__What the task requires__
Each entry has to be copied exactly, with nothing missed.

Records contained in a dataset
....

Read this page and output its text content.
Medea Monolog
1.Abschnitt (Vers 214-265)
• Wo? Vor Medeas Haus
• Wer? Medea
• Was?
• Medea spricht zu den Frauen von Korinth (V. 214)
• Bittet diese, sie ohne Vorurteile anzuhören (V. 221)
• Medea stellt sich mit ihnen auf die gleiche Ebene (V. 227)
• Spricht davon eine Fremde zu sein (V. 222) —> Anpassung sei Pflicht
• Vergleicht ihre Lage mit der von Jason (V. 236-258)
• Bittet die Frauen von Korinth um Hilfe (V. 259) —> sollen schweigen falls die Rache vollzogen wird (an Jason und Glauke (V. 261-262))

....

__Worked answer__
Read this page and output its text content.
Medea Monolog
1.Abschnitt (Vers 214-265)
• Wo? Vor Medeas Haus
• Wer? Medea
• Was?
• Medea spricht zu den Frauen von Korinth (V. 214)
• Bittet diese, sie ohne Vorurteile anzuhören (V. 221)
• Medea stellt sich mit ihnen auf die gleiche Ebene (V. 227)
• Spricht davon eine Fremde zu sein (V. 222) —> Anpassung sei Pflicht
• Vergleicht ihre Lage mit der von Jason (V. 236-258)
• Bittet die Frauen von Korinth um Hilfe (V. 259) —> sollen schweigen falls die Rache vollzogen wird (an Jason und Glauke (V. 261-262))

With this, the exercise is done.